■ **EXERCISE**: Where the string "MINEPSP" occurs in the material below, report the whole line.

Data extracted from a collection:
++++++++++
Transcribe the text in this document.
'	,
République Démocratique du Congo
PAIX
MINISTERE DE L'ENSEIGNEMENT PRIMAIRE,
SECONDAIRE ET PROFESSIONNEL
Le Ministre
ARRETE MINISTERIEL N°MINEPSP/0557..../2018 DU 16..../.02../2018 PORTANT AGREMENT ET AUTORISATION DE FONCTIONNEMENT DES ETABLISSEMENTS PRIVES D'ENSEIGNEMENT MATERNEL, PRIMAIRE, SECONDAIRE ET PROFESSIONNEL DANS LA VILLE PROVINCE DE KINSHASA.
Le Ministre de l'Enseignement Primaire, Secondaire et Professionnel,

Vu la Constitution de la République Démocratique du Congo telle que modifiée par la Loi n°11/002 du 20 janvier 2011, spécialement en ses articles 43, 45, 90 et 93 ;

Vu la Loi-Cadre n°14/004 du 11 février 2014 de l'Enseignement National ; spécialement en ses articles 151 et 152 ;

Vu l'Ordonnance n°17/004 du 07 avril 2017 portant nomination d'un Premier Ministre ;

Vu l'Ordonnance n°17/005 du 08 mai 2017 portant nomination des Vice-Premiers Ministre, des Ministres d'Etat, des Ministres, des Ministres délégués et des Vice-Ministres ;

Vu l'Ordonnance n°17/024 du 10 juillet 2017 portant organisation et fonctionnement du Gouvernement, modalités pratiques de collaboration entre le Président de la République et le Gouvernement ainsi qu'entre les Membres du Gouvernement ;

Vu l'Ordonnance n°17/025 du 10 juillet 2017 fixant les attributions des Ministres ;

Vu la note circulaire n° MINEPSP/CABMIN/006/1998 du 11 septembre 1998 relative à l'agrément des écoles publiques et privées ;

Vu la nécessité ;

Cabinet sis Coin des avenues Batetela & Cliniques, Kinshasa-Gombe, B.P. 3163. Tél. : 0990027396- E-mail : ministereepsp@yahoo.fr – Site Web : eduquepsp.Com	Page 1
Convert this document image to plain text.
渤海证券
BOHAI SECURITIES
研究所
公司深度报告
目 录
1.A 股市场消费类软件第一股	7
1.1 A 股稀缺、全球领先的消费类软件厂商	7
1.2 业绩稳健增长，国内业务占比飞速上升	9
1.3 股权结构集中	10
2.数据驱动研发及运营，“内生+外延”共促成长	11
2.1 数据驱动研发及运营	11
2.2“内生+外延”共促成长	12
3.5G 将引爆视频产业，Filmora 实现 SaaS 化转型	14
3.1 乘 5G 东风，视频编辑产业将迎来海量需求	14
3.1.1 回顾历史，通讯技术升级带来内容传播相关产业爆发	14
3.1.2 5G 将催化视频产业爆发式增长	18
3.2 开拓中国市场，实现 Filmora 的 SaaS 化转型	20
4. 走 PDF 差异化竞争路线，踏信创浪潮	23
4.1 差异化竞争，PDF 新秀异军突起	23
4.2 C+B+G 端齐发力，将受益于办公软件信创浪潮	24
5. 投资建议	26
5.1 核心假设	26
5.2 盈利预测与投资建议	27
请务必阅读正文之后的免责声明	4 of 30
++++++++++
■ **THE REPLY**:
ARRETE MINISTERIEL N°MINEPSP/0557..../2018 DU 16..../.02../2018 PORTANT AGREMENT ET AUTORISATION DE FONCTIONNEMENT DES ETABLISSEMENTS PRIVES D'ENSEIGNEMENT MATERNEL, PRIMAIRE, SECONDAIRE ET PROFESSIONNEL DANS LA VILLE PROVINCE DE KINSHASA.
Vu la note circulaire n° MINEPSP/CABMIN/006/1998 du 11 septembre 1998 relative à l'agrément des écoles publiques et privées ;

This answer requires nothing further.